→ WORK TO BE COMPLETED
Count the lines in the items below that contain the string "name", with case counting, and give only that number.

→ RECORDS PROVIDED
+ + + +

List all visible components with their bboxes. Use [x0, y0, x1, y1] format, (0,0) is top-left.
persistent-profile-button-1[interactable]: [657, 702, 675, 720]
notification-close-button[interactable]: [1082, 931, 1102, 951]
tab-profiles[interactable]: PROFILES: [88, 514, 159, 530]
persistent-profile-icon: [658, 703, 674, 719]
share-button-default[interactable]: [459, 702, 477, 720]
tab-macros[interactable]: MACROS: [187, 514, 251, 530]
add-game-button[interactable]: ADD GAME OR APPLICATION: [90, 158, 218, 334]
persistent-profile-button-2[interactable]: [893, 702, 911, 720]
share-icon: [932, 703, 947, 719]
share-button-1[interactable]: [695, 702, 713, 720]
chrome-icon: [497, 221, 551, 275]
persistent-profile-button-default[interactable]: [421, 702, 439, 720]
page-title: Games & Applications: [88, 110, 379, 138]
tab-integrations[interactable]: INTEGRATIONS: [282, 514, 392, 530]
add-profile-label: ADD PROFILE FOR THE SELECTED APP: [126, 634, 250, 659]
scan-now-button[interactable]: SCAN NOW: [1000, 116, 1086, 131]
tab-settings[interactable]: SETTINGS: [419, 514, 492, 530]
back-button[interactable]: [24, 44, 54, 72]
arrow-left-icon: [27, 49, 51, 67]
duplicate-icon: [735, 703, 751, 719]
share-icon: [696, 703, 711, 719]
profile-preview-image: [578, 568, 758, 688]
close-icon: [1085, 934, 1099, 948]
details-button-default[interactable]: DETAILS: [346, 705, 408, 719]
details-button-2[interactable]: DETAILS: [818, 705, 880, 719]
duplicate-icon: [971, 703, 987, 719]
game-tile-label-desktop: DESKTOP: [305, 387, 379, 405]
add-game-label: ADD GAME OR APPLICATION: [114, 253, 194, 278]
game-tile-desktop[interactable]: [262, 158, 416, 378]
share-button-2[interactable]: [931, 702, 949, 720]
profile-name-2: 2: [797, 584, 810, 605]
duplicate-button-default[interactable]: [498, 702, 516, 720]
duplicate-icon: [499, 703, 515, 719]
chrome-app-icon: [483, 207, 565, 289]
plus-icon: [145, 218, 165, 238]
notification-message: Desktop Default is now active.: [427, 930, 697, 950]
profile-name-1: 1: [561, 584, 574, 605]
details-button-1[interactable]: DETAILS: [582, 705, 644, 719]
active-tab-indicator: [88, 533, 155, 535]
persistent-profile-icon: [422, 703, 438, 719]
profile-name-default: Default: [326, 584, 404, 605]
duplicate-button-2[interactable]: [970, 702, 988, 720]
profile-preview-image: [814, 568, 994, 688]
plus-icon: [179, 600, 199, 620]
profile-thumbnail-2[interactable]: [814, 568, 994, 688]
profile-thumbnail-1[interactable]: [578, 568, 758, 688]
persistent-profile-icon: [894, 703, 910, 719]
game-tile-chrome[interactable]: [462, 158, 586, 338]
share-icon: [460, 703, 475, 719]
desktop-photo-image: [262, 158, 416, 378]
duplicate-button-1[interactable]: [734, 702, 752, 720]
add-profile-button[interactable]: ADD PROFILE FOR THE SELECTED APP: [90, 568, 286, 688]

+ + + +

→ FINISHED TASK
3